==== RECORDS TO PROCESS
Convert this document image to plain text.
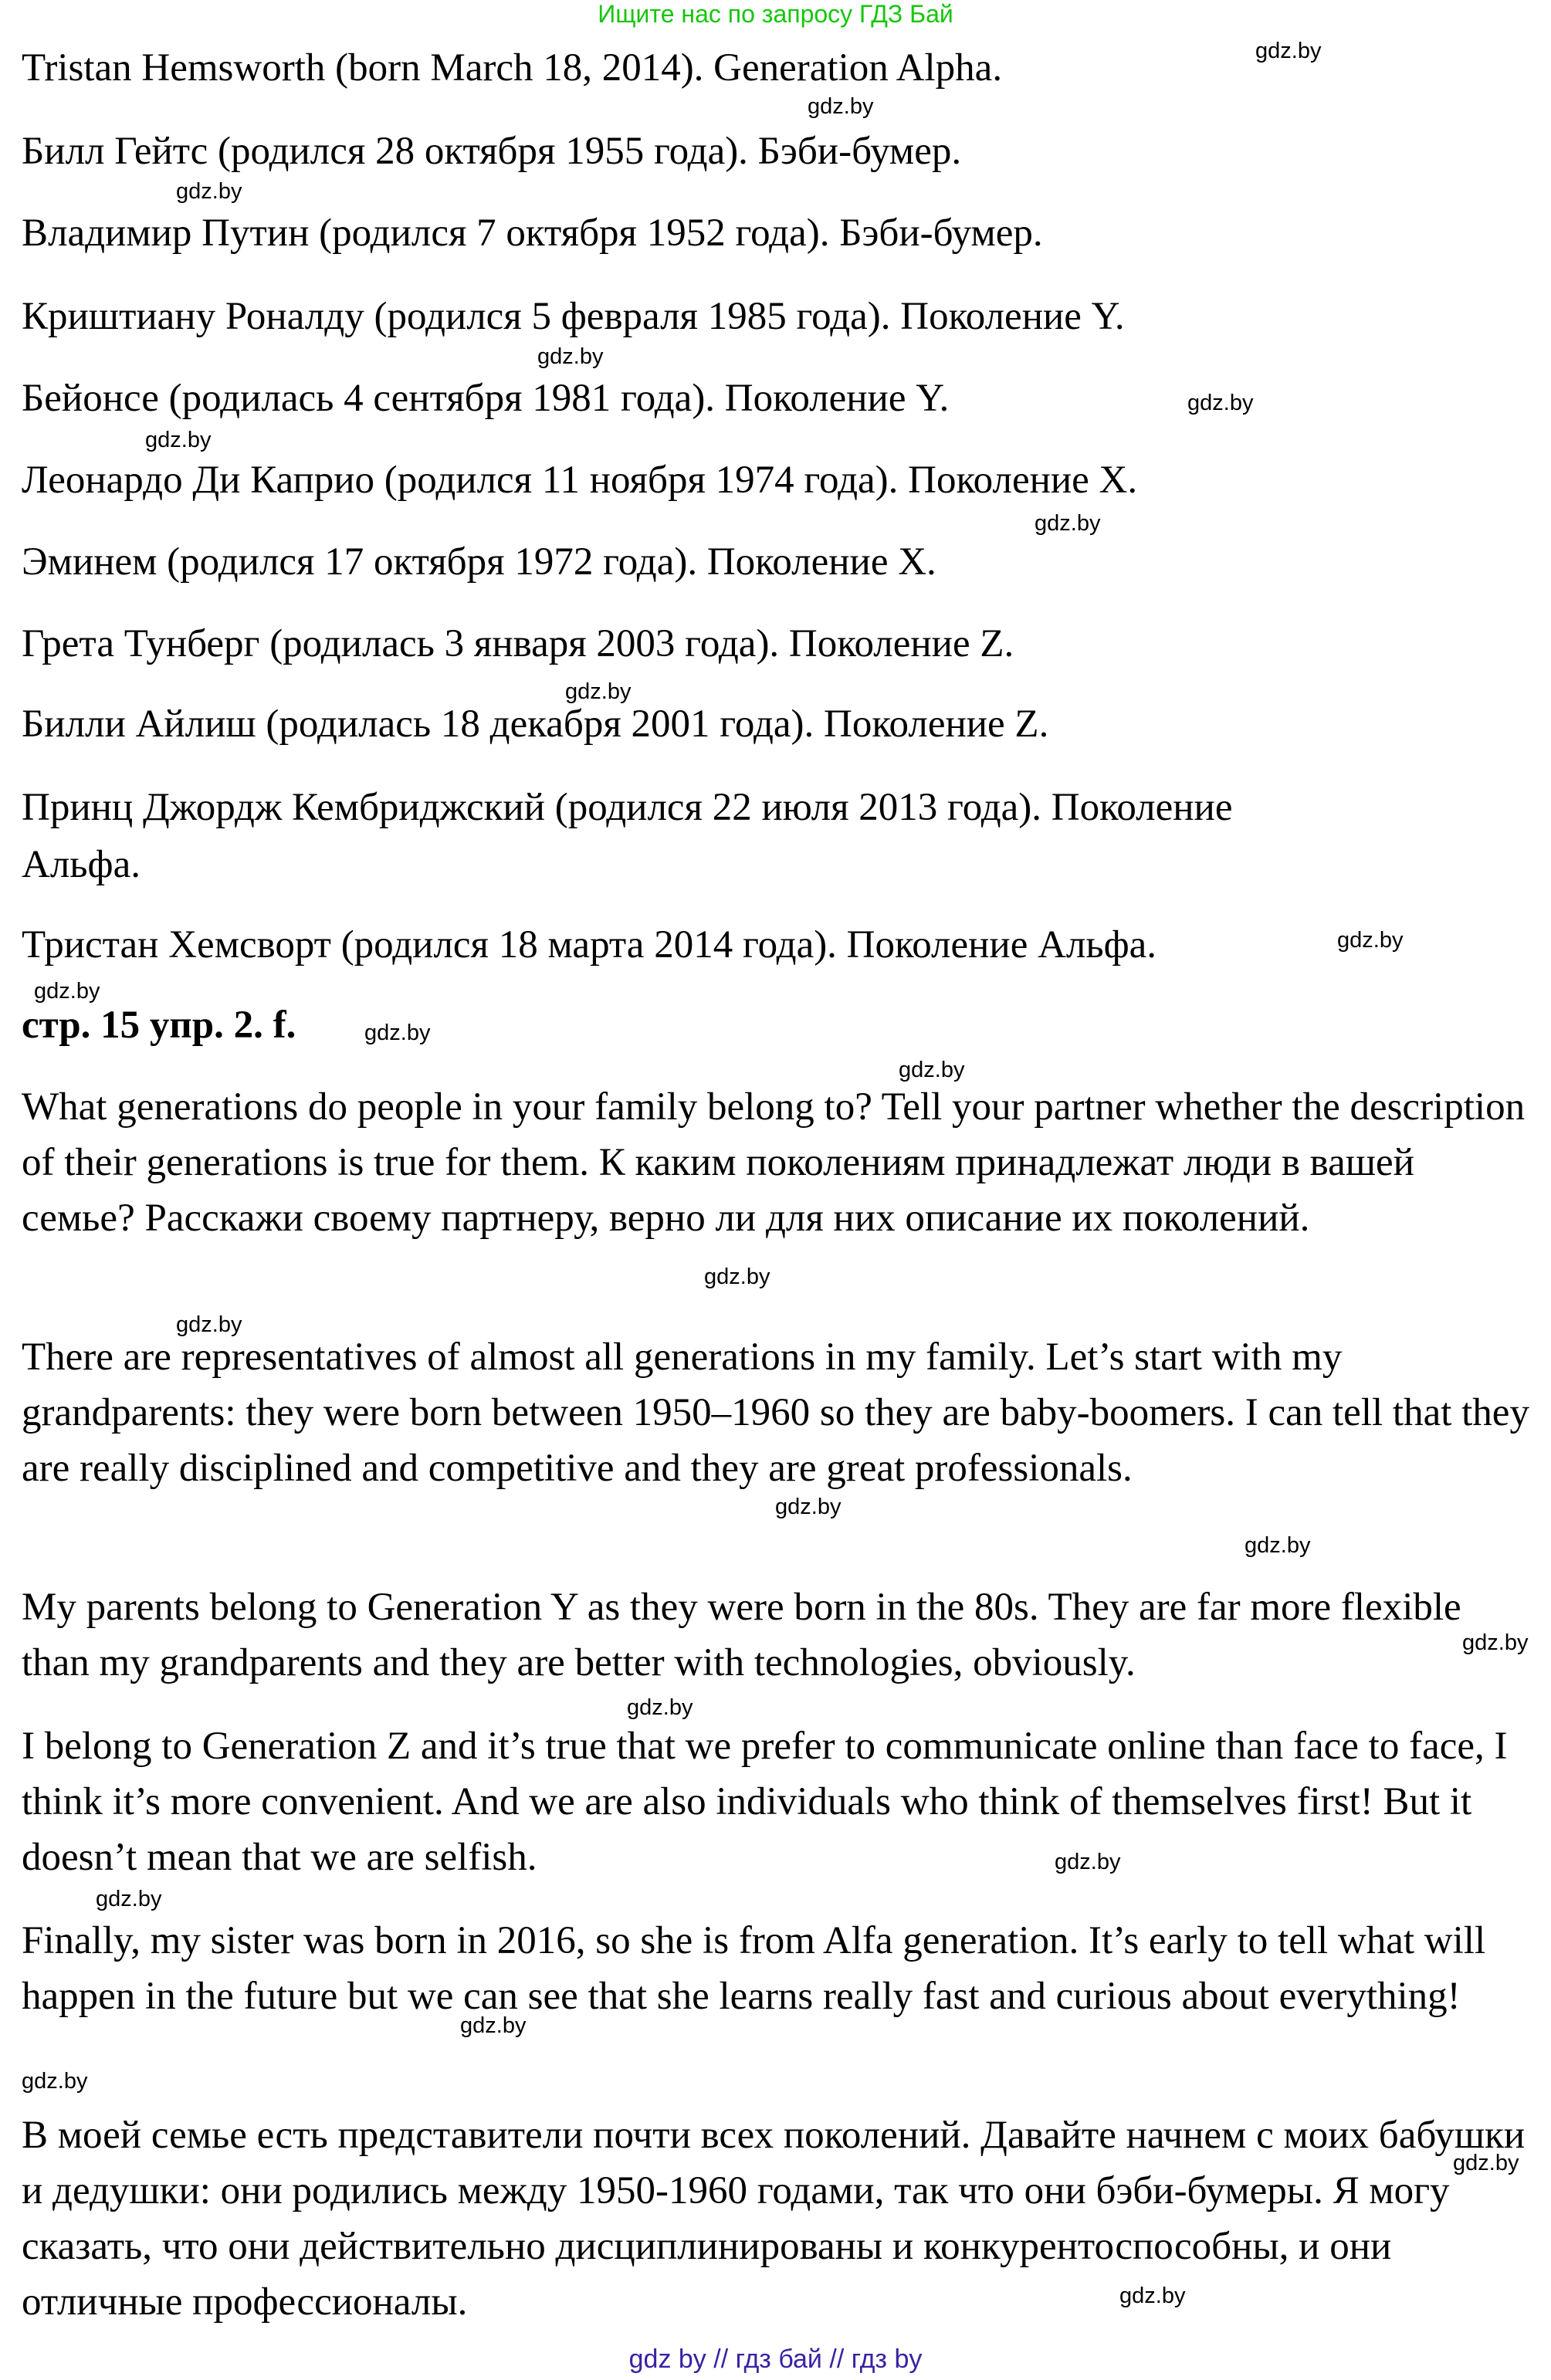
Ищите нас по запросу ГДЗ Бай
Tristan Hemsworth (born March 18, 2014). Generation Alpha.
Билл Гейтс (родился 28 октября 1955 года). Бэби-бумер.
Владимир Путин (родился 7 октября 1952 года). Бэби-бумер.
Криштиану Роналду (родился 5 февраля 1985 года). Поколение Y.
Бейонсе (родилась 4 сентября 1981 года). Поколение Y.
Леонардо Ди Каприо (родился 11 ноября 1974 года). Поколение X.
Эминем (родился 17 октября 1972 года). Поколение X.
Грета Тунберг (родилась 3 января 2003 года). Поколение Z.
Билли Айлиш (родилась 18 декабря 2001 года). Поколение Z.
Принц Джордж Кембриджский (родился 22 июля 2013 года). Поколение
Альфа.
Тристан Хемсворт (родился 18 марта 2014 года). Поколение Альфа.
стр. 15 упр. 2. f.
What generations do people in your family belong to? Tell your partner whether the description of their generations is true for them. К каким поколениям принадлежат люди в вашей семье? Расскажи своему партнеру, верно ли для них описание их поколений.
There are representatives of almost all generations in my family. Let’s start with my grandparents: they were born between 1950–1960 so they are baby-boomers. I can tell that they are really disciplined and competitive and they are great professionals.
My parents belong to Generation Y as they were born in the 80s. They are far more flexible than my grandparents and they are better with technologies, obviously.
I belong to Generation Z and it’s true that we prefer to communicate online than face to face, I think it’s more convenient. And we are also individuals who think of themselves first! But it doesn’t mean that we are selfish.
Finally, my sister was born in 2016, so she is from Alfa generation. It’s early to tell what will happen in the future but we can see that she learns really fast and curious about everything!
В моей семье есть представители почти всех поколений. Давайте начнем с моих бабушки и дедушки: они родились между 1950-1960 годами, так что они бэби-бумеры. Я могу сказать, что они действительно дисциплинированы и конкурентоспособны, и они отличные профессионалы.
gdz.by
gdz.by
gdz.by
gdz.by
gdz.by
gdz.by
gdz.by
gdz.by
gdz.by
gdz.by
gdz.by
gdz.by
gdz.by
gdz.by
gdz.by
gdz.by
gdz.by
gdz.by
gdz.by
gdz.by
gdz.by
gdz.by
gdz.by
gdz.by
gdz by // гдз бай // гдз by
========
* **TASK DESCRIPTION**: Without including any pictures, print each record exactly.

* **RESULT OF THE TASK**:
Convert this document image to plain text.
Ищите нас по запросу ГДЗ Бай
Tristan Hemsworth (born March 18, 2014). Generation Alpha.
Билл Гейтс (родился 28 октября 1955 года). Бэби-бумер.
Владимир Путин (родился 7 октября 1952 года). Бэби-бумер.
Криштиану Роналду (родился 5 февраля 1985 года). Поколение Y.
Бейонсе (родилась 4 сентября 1981 года). Поколение Y.
Леонардо Ди Каприо (родился 11 ноября 1974 года). Поколение X.
Эминем (родился 17 октября 1972 года). Поколение X.
Грета Тунберг (родилась 3 января 2003 года). Поколение Z.
Билли Айлиш (родилась 18 декабря 2001 года). Поколение Z.
Принц Джордж Кембриджский (родился 22 июля 2013 года). Поколение
Альфа.
Тристан Хемсворт (родился 18 марта 2014 года). Поколение Альфа.
стр. 15 упр. 2. f.
What generations do people in your family belong to? Tell your partner whether the description of their generations is true for them. К каким поколениям принадлежат люди в вашей семье? Расскажи своему партнеру, верно ли для них описание их поколений.
There are representatives of almost all generations in my family. Let’s start with my grandparents: they were born between 1950–1960 so they are baby-boomers. I can tell that they are really disciplined and competitive and they are great professionals.
My parents belong to Generation Y as they were born in the 80s. They are far more flexible than my grandparents and they are better with technologies, obviously.
I belong to Generation Z and it’s true that we prefer to communicate online than face to face, I think it’s more convenient. And we are also individuals who think of themselves first! But it doesn’t mean that we are selfish.
Finally, my sister was born in 2016, so she is from Alfa generation. It’s early to tell what will happen in the future but we can see that she learns really fast and curious about everything!
В моей семье есть представители почти всех поколений. Давайте начнем с моих бабушки и дедушки: они родились между 1950-1960 годами, так что они бэби-бумеры. Я могу сказать, что они действительно дисциплинированы и конкурентоспособны, и они отличные профессионалы.
gdz.by
gdz.by
gdz.by
gdz.by
gdz.by
gdz.by
gdz.by
gdz.by
gdz.by
gdz.by
gdz.by
gdz.by
gdz.by
gdz.by
gdz.by
gdz.by
gdz.by
gdz.by
gdz.by
gdz.by
gdz.by
gdz.by
gdz.by
gdz.by
gdz by // гдз бай // гдз by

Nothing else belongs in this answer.